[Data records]
· · · ·
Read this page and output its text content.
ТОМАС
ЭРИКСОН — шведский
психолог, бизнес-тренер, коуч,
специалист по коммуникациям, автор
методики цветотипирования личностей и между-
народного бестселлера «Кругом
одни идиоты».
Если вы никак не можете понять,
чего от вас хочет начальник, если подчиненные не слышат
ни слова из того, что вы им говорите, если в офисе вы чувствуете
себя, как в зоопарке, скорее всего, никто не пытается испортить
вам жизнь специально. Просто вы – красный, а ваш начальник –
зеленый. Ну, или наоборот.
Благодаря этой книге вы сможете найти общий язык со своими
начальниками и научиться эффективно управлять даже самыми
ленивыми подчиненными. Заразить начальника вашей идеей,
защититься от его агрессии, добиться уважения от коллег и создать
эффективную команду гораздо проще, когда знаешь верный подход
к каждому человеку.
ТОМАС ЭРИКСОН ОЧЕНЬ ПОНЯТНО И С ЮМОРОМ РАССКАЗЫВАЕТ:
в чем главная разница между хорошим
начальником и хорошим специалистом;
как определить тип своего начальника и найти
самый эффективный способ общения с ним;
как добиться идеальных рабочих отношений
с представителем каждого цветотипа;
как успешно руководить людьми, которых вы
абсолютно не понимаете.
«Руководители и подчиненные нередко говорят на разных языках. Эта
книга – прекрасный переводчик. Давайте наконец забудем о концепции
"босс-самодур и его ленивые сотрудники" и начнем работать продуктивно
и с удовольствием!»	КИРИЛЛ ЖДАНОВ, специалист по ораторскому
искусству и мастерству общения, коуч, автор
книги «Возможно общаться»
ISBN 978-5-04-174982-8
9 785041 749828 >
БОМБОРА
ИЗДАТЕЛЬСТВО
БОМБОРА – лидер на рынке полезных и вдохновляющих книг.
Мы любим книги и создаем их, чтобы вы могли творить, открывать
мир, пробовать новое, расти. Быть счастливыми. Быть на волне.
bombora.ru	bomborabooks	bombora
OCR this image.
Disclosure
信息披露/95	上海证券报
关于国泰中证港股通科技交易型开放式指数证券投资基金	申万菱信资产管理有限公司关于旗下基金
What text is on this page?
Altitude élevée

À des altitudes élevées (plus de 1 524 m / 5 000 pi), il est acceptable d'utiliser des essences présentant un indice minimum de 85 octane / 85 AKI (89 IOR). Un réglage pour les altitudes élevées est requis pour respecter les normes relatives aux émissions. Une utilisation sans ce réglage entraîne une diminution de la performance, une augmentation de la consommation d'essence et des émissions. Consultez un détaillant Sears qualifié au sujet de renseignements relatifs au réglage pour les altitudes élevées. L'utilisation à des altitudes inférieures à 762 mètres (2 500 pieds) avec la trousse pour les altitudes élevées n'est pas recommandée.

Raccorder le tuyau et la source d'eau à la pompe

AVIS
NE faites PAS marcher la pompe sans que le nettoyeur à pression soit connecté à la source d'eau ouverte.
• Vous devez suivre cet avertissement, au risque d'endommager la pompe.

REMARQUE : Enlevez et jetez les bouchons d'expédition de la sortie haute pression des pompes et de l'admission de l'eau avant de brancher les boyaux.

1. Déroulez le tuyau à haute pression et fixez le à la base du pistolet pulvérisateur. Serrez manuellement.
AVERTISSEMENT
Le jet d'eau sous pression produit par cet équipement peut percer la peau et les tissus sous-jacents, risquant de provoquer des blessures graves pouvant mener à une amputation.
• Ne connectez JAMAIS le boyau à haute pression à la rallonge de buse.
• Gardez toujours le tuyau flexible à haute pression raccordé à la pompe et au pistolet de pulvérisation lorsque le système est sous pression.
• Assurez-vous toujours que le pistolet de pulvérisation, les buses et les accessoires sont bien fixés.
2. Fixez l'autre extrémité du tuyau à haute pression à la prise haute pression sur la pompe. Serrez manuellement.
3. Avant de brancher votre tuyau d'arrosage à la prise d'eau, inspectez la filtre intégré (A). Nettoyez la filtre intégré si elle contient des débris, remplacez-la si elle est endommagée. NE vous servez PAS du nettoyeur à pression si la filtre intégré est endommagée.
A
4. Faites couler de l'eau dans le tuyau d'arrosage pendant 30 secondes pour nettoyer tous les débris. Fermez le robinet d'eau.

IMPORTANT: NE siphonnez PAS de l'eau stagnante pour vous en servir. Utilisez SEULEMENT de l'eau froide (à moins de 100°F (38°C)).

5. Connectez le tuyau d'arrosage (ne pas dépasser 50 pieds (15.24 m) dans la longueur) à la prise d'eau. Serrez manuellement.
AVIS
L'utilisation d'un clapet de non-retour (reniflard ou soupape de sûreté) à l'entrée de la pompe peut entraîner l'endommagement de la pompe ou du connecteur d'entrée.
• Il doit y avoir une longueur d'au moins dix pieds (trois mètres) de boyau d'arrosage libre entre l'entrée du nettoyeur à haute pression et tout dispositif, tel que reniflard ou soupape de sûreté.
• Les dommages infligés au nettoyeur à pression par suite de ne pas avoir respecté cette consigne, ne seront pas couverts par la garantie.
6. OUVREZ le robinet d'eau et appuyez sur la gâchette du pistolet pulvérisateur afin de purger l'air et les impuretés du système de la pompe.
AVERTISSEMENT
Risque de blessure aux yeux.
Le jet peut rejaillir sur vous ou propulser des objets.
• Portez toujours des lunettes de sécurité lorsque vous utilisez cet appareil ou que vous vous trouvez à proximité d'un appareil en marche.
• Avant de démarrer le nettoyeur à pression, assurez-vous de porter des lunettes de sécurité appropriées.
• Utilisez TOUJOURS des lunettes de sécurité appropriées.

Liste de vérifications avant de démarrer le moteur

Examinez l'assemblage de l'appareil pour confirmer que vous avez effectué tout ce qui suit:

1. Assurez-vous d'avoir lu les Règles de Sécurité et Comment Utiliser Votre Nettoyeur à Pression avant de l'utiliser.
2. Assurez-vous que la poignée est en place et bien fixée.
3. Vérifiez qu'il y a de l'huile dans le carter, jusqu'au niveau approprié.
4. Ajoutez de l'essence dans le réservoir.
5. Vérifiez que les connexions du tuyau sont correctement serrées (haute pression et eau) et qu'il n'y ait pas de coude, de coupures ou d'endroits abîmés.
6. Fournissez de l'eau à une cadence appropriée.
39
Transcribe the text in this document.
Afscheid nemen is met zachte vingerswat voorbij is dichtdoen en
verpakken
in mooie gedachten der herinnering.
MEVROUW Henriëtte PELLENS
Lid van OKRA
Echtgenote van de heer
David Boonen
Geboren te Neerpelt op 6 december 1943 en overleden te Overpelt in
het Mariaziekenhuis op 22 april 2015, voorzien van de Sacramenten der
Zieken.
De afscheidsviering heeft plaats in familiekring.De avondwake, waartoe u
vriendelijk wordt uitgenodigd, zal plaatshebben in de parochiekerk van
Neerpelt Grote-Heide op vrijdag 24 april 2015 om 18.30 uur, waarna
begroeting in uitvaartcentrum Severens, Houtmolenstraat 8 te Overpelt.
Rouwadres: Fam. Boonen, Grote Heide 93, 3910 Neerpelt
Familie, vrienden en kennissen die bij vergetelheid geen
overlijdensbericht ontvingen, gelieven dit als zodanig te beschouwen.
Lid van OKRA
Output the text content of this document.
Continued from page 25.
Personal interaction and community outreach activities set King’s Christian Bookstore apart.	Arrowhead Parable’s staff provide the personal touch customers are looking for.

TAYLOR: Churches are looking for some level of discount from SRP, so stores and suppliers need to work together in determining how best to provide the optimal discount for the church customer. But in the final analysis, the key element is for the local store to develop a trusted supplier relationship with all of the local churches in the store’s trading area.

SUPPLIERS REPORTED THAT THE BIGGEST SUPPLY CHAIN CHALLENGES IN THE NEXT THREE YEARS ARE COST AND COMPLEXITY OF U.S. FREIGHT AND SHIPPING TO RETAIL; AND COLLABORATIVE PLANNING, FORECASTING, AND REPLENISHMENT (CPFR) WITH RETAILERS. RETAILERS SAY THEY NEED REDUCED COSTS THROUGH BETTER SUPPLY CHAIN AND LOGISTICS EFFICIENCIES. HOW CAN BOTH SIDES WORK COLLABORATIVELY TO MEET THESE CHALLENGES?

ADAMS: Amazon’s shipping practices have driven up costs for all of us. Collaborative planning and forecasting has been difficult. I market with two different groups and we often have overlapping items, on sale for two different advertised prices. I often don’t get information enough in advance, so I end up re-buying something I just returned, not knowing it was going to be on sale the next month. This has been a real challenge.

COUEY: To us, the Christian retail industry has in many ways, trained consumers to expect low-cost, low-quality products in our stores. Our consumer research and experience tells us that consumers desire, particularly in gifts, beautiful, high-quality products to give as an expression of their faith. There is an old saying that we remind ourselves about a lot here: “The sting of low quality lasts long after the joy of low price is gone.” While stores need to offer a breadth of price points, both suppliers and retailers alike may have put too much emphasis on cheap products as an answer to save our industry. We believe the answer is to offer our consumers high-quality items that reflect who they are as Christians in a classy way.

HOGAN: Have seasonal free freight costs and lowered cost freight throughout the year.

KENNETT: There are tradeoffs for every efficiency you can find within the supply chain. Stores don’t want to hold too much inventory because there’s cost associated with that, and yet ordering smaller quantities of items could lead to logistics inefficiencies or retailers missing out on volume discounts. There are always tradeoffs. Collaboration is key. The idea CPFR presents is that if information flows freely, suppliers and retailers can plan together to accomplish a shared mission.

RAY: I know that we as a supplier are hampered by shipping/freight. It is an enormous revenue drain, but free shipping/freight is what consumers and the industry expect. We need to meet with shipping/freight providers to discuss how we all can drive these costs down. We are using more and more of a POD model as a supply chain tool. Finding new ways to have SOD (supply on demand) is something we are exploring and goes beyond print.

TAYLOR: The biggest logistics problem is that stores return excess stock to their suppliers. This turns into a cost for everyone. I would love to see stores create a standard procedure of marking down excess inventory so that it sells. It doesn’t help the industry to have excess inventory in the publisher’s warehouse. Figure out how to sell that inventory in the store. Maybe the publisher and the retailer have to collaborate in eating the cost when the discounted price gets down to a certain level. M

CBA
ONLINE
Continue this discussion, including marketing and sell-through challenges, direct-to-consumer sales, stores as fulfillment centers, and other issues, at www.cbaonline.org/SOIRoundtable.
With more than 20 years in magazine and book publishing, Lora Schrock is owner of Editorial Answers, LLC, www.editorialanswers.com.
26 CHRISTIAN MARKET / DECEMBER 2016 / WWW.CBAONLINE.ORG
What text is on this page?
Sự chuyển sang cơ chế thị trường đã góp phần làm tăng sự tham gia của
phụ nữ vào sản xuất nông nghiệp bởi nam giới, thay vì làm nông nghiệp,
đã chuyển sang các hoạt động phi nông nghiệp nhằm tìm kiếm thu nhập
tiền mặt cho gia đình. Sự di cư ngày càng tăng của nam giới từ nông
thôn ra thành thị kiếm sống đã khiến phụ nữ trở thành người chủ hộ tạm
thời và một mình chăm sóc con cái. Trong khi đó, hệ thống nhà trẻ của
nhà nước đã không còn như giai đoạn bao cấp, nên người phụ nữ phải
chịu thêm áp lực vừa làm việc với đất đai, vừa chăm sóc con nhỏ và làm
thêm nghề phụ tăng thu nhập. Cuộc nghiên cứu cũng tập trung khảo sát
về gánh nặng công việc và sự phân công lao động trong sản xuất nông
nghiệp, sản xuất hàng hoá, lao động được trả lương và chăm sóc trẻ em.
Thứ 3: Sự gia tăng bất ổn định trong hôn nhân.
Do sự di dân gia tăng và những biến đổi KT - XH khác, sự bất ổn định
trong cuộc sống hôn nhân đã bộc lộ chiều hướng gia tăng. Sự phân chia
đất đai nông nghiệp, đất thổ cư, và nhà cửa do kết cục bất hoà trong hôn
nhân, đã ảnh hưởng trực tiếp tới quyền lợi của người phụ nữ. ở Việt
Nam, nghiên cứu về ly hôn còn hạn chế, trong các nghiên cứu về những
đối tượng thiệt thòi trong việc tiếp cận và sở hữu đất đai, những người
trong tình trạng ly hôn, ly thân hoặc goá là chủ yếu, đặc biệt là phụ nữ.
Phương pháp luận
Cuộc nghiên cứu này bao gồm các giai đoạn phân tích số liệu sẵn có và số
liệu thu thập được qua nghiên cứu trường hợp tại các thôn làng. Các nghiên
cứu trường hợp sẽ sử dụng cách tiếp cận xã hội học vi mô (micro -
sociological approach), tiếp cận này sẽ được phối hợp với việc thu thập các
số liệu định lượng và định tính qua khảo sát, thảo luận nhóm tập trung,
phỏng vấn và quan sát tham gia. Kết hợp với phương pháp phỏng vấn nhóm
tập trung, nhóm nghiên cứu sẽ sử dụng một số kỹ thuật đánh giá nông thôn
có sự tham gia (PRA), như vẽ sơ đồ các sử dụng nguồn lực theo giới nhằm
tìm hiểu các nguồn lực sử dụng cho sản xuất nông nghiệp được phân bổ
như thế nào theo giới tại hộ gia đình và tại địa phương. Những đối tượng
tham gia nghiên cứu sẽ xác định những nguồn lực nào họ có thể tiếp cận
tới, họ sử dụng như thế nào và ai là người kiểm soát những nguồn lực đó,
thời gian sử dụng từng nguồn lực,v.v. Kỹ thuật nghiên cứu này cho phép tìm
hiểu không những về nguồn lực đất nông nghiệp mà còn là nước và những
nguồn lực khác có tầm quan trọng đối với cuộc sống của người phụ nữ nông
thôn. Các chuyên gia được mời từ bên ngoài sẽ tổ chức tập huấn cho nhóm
· · · ·
WHAT IS BEING ASKED: Search the entries for the word "utiliser", then gather every line that has it.

RESULT OF THE TASK:
À des altitudes élevées (plus de 1 524 m / 5 000 pi), il est acceptable d'utiliser des essences présentant un indice minimum de 85 octane / 85 AKI (89 IOR). Un réglage pour les altitudes élevées est requis pour respecter les normes relatives aux émissions. Une utilisation sans ce réglage entraîne une diminution de la performance, une augmentation de la consommation d'essence et des émissions. Consultez un détaillant Sears qualifié au sujet de renseignements relatifs au réglage pour les altitudes élevées. L'utilisation à des altitudes inférieures à 762 mètres (2 500 pieds) avec la trousse pour les altitudes élevées n'est pas recommandée.
1. Assurez-vous d'avoir lu les Règles de Sécurité et Comment Utiliser Votre Nettoyeur à Pression avant de l'utiliser.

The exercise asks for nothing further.